Start of PASSAGE GIVEN
Skip to content

JonTargaryen/coldbones

Repository files navigation

Coldbones

Upload an image or PDF. Get intelligent analysis back. Inference runs locally on a desktop RTX 5090 via LM Studio, reachable from AWS via Tailscale Funnel.


Table of Contents

  1. Architecture
  2. Prerequisites
  3. Deploy to AWS
  4. Deploy the Frontend
  5. Local Development
  6. Desktop Worker
  7. Testing
  8. Project Structure
  9. Documentation
  10. Environment Variables

Architecture

Browser
  │  (1) POST /api/presign  →  presigned S3 PUT URL
  │  (2) PUT file directly to S3  (no Lambda, full throughput)
  │  (3) POST /api/analyze  →  202 + jobId
  │  (4) GET  /api/status/{jobId}  (poll every 4 s)
  │
  ▼
CloudFront (app.omlahiri.com)
  ├── /api/*  →  API Gateway  →  Lambda (Python)
  │                                    │
  │                     fast path: async Lambda invoke → analyze_orchestrator
  │                    (desktop unreachable: fallback to SQS queue below)
  │
  │                     offline path: SQS queue
  │                          │
  │                     Desktop worker (home RTX 5090)
  │                          │  long-polls SQS
  │                          └→ LM Studio (Qwen3.5-35B, via Tailscale Funnel)
  │                                    │
  │                          DynamoDB job record ← writes result
  │
  └── /*  →  S3 (React SPA)

How it works

  1. Presign/api/presign returns a signed S3 PUT URL scoped to a single key, content type, and 5-minute expiry.
  2. Upload — browser PUTs the file directly to S3, bypassing Lambda's 10 MB limit.
  3. Analyze/api/analyze accepts {s3Key, lang, mode} and always returns 202 + jobId immediately.
    • fast mode: analyze_router checks if the desktop is alive (pings /v1/models). If yes, it invokes analyze_orchestrator asynchronously and returns. If the desktop is offline, it falls back to the SQS queue.
    • offline mode: always enqueues to SQS; the desktop worker picks it up when available.
End of PASSAGE GIVEN
Start of INFORMATION SUPPLIED
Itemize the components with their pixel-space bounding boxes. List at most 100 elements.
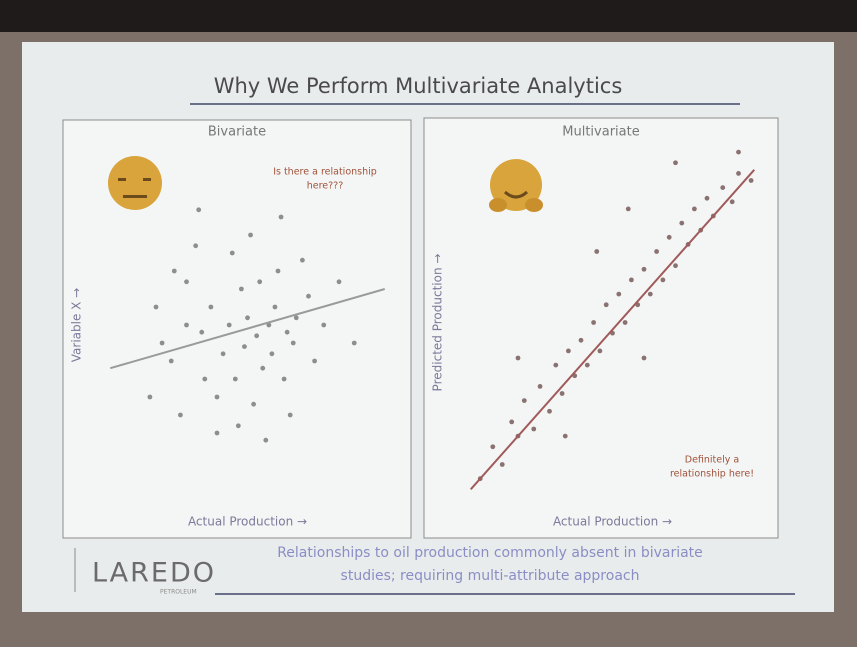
point [245,315,250,320]
point [736,150,741,155]
point [199,330,204,335]
point [239,287,244,292]
top-band [0,0,857,32]
point [566,349,571,354]
point [215,395,220,400]
point [667,235,672,240]
point [184,323,189,328]
point [626,207,631,212]
point [196,207,201,212]
point [160,341,165,346]
point [230,251,235,256]
point [257,279,262,284]
footer-text: studies; requiring multi-attribute appro… [341,568,640,584]
annotation: here??? [307,181,344,192]
point [591,320,596,325]
x-axis-label: Actual Production → [188,515,307,529]
point [585,363,590,368]
point [490,444,495,449]
point [661,278,666,283]
point [736,171,741,176]
emoji-eye [118,178,126,181]
point [291,341,296,346]
point [594,249,599,254]
point [300,258,305,263]
chart-title: Multivariate [562,125,639,140]
point [531,427,536,432]
point [236,423,241,428]
point [538,384,543,389]
point [209,305,214,310]
point [629,278,634,283]
point [288,413,293,418]
point [516,356,521,361]
point [273,305,278,310]
point [730,199,735,204]
point [623,320,628,325]
point [560,391,565,396]
point [522,398,527,403]
point [215,431,220,436]
point [306,294,311,299]
annotation: Is there a relationship [273,167,377,178]
point [282,377,287,382]
logo-sub: PETROLEUM [160,589,197,596]
point [279,215,284,220]
point [169,359,174,364]
neutral-emoji [108,156,162,210]
point [579,338,584,343]
emoji-eye [143,178,151,181]
point [148,395,153,400]
point [509,420,514,425]
footer-text: Relationships to oil production commonly… [277,545,703,561]
point [673,160,678,165]
y-axis-label: Predicted Production → [431,254,445,392]
y-axis-label: Variable X → [70,288,84,363]
point [294,315,299,320]
point [227,323,232,328]
point [254,333,259,338]
point [270,351,275,356]
chart-title: Bivariate [208,125,266,140]
point [193,243,198,248]
point [184,279,189,284]
point [321,323,326,328]
x-axis-label: Actual Production → [553,515,672,529]
point [312,359,317,364]
point [648,292,653,297]
point [553,363,558,368]
point [154,305,159,310]
slide-photo: Why We Perform Multivariate Analytics LA… [0,0,857,647]
emoji-hand [489,198,507,212]
point [263,438,268,443]
point [616,292,621,297]
point [242,344,247,349]
point [248,233,253,238]
logo: LAREDO [92,558,216,589]
point [337,279,342,284]
point [692,207,697,212]
point [642,356,647,361]
point [260,366,265,371]
annotation: relationship here! [670,469,754,480]
slide-title: Why We Perform Multivariate Analytics [214,74,623,98]
point [705,196,710,201]
emoji-hand [525,198,543,212]
annotation: Definitely a [685,455,739,466]
point [285,330,290,335]
point [598,349,603,354]
point [642,267,647,272]
point [604,302,609,307]
point [749,178,754,183]
point [221,351,226,356]
point [202,377,207,382]
point [654,249,659,254]
point [547,409,552,414]
point [233,377,238,382]
emoji-mouth [123,195,147,198]
point [563,434,568,439]
point [178,413,183,418]
point [251,402,256,407]
point [172,269,177,274]
point [679,221,684,226]
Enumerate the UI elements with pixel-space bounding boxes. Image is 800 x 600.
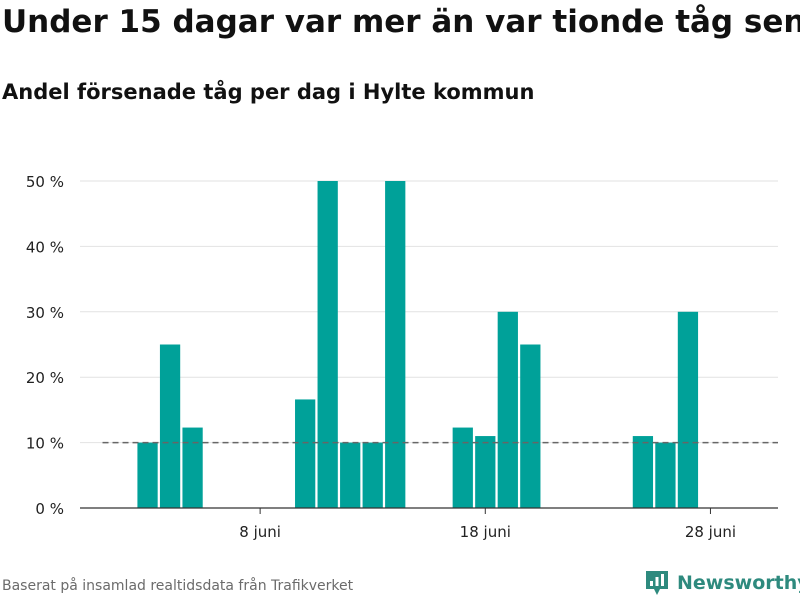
chart-title: Under 15 dagar var mer än var tionde tåg… — [2, 4, 800, 40]
bar — [475, 436, 496, 508]
bar — [497, 311, 518, 508]
bar — [137, 442, 158, 508]
bars — [137, 181, 699, 508]
bar — [385, 181, 406, 508]
chart-subtitle: Andel försenade tåg per dag i Hylte komm… — [2, 80, 535, 104]
y-tick-label: 10 % — [26, 435, 64, 453]
bar — [295, 399, 316, 508]
x-tick-label: 8 juni — [239, 523, 281, 541]
y-tick-label: 20 % — [26, 369, 64, 387]
x-tick-label: 28 juni — [685, 523, 736, 541]
brand-name: Newsworthy — [677, 572, 800, 594]
bar — [655, 442, 676, 508]
y-axis-tick-labels: 0 % 10 % 20 % 30 % 40 % 50 % — [26, 173, 64, 518]
y-tick-label: 50 % — [26, 173, 64, 191]
bar — [340, 442, 361, 508]
newsworthy-logo-icon — [646, 571, 668, 595]
source-note: Baserat på insamlad realtidsdata från Tr… — [2, 578, 354, 594]
bar-chart: 0 % 10 % 20 % 30 % 40 % 50 % 8 juni 18 juni 28 … — [26, 173, 778, 541]
bar — [182, 427, 203, 508]
x-tick-label: 18 juni — [460, 523, 511, 541]
x-axis — [80, 507, 778, 514]
bar — [520, 344, 541, 508]
y-tick-label: 0 % — [35, 500, 64, 518]
bar — [317, 181, 338, 508]
bar — [452, 427, 473, 508]
y-tick-label: 40 % — [26, 238, 64, 256]
x-axis-tick-labels: 8 juni 18 juni 28 juni — [239, 523, 736, 541]
brand-logo: Newsworthy — [644, 569, 800, 597]
bar — [159, 344, 181, 508]
y-tick-label: 30 % — [26, 304, 64, 322]
bar — [677, 311, 699, 508]
gridlines — [80, 180, 778, 444]
bar — [632, 436, 654, 508]
bar — [362, 442, 383, 508]
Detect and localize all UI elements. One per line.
End of INFORMATION SUPPLIED
#### PROBLEMS:
[1] Render this sentence from the Coldbones README in Spanish: "Inference runs locally on a desktop RTX 5090 via LM Studio, reachable from AWS via Tailscale Funnel."
[2] According to the Coldbones README, what expiry does the signed S3 PUT URL returned by /api/presign have?
The rows play no part in this work.

#### ANSWERS BELOW:
[1] La inferencia se ejecuta localmente en una RTX 5090 de escritorio mediante LM Studio, accesible desde AWS a través de Tailscale Funnel.

[2] A 5-minute expiry.